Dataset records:
......
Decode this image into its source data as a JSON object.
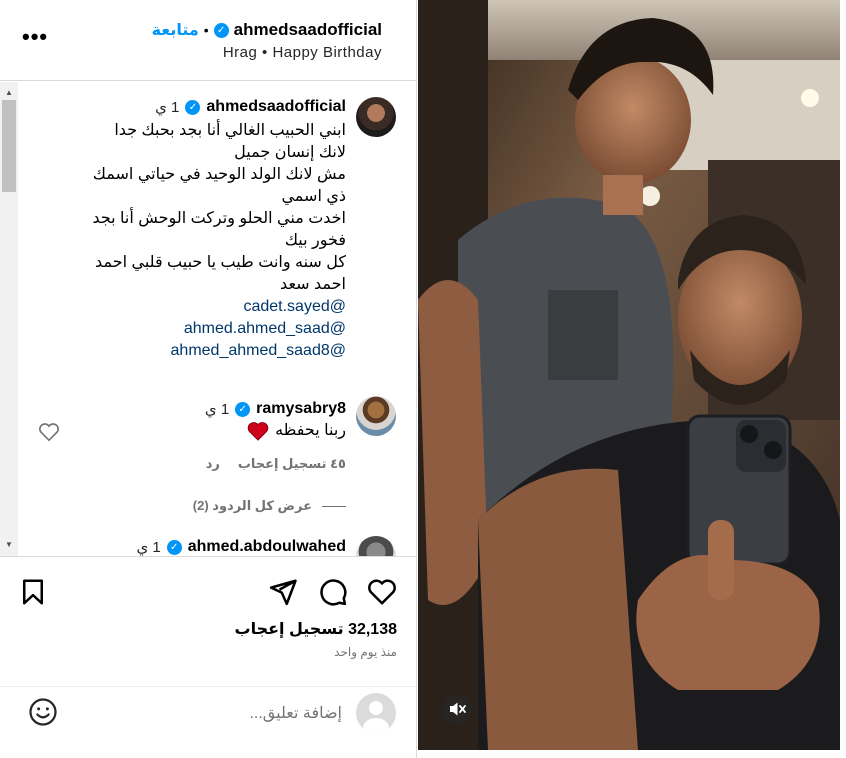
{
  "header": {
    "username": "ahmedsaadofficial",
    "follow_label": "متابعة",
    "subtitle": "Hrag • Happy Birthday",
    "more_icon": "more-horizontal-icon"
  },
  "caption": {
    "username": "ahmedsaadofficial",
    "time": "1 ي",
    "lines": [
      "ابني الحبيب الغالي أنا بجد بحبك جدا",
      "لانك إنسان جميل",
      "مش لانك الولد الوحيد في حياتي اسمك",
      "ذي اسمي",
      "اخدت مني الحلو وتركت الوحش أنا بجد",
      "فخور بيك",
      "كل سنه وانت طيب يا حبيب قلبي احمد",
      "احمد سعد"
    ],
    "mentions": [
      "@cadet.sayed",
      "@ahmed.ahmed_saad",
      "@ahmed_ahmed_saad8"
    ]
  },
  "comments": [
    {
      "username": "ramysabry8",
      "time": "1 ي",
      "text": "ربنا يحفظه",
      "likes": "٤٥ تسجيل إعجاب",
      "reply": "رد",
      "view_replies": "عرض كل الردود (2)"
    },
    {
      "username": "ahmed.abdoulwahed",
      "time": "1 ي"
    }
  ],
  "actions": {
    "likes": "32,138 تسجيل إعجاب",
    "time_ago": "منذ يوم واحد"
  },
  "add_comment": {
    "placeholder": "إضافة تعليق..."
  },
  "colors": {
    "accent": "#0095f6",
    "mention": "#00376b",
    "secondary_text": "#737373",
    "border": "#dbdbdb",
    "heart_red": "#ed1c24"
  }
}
......
Reproduce all of the entries word for word, skipping any pictures they hold.

Decode this image into its source data as a JSON object.
{
  "header": {
    "username": "ahmedsaadofficial",
    "follow_label": "متابعة",
    "subtitle": "Hrag • Happy Birthday",
    "more_icon": "more-horizontal-icon"
  },
  "caption": {
    "username": "ahmedsaadofficial",
    "time": "1 ي",
    "lines": [
      "ابني الحبيب الغالي أنا بجد بحبك جدا",
      "لانك إنسان جميل",
      "مش لانك الولد الوحيد في حياتي اسمك",
      "ذي اسمي",
      "اخدت مني الحلو وتركت الوحش أنا بجد",
      "فخور بيك",
      "كل سنه وانت طيب يا حبيب قلبي احمد",
      "احمد سعد"
    ],
    "mentions": [
      "@cadet.sayed",
      "@ahmed.ahmed_saad",
      "@ahmed_ahmed_saad8"
    ]
  },
  "comments": [
    {
      "username": "ramysabry8",
      "time": "1 ي",
      "text": "ربنا يحفظه",
      "likes": "٤٥ تسجيل إعجاب",
      "reply": "رد",
      "view_replies": "عرض كل الردود (2)"
    },
    {
      "username": "ahmed.abdoulwahed",
      "time": "1 ي"
    }
  ],
  "actions": {
    "likes": "32,138 تسجيل إعجاب",
    "time_ago": "منذ يوم واحد"
  },
  "add_comment": {
    "placeholder": "إضافة تعليق..."
  },
  "colors": {
    "accent": "#0095f6",
    "mention": "#00376b",
    "secondary_text": "#737373",
    "border": "#dbdbdb",
    "heart_red": "#ed1c24"
  }
}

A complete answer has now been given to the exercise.